TASK DATA:
** Begin **

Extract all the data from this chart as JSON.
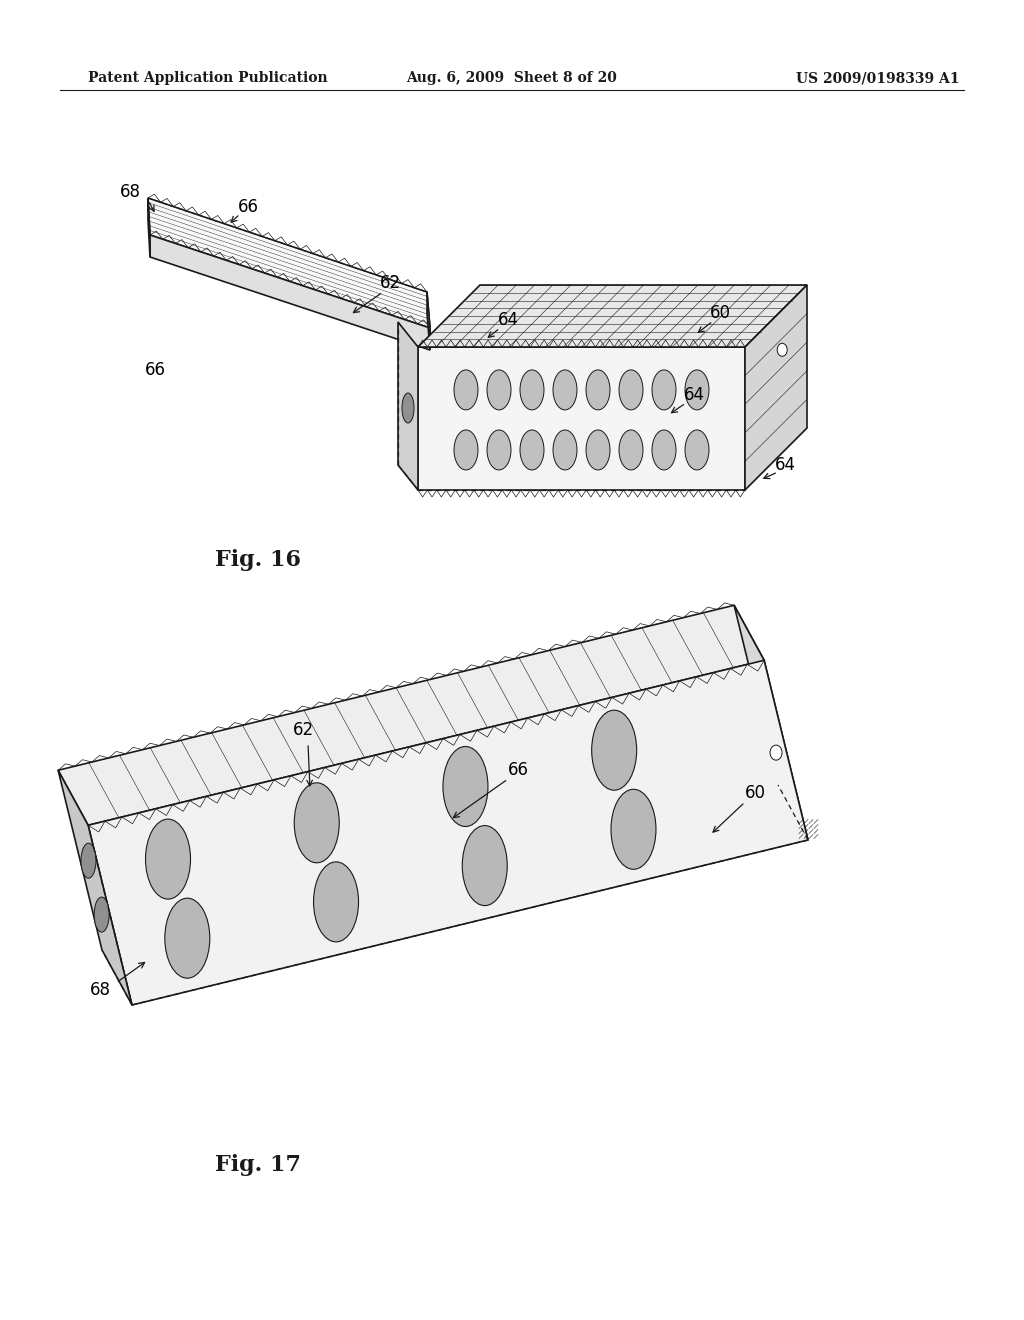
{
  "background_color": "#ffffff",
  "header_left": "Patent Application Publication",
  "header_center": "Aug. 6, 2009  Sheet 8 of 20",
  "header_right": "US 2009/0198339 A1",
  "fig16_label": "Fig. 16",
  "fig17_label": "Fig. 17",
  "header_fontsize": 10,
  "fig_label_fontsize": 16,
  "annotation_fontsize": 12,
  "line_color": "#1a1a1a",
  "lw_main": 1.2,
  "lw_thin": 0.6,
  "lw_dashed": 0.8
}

** End **

PROBLEM TO SOLVE: Images in the records should not be copied. Repeat all the rest exactly.

ANSWER TO THIS PROBLEM:
Extract all the data from this chart as JSON.
{
  "background_color": "#ffffff",
  "header_left": "Patent Application Publication",
  "header_center": "Aug. 6, 2009  Sheet 8 of 20",
  "header_right": "US 2009/0198339 A1",
  "fig16_label": "Fig. 16",
  "fig17_label": "Fig. 17",
  "header_fontsize": 10,
  "fig_label_fontsize": 16,
  "annotation_fontsize": 12,
  "line_color": "#1a1a1a",
  "lw_main": 1.2,
  "lw_thin": 0.6,
  "lw_dashed": 0.8
}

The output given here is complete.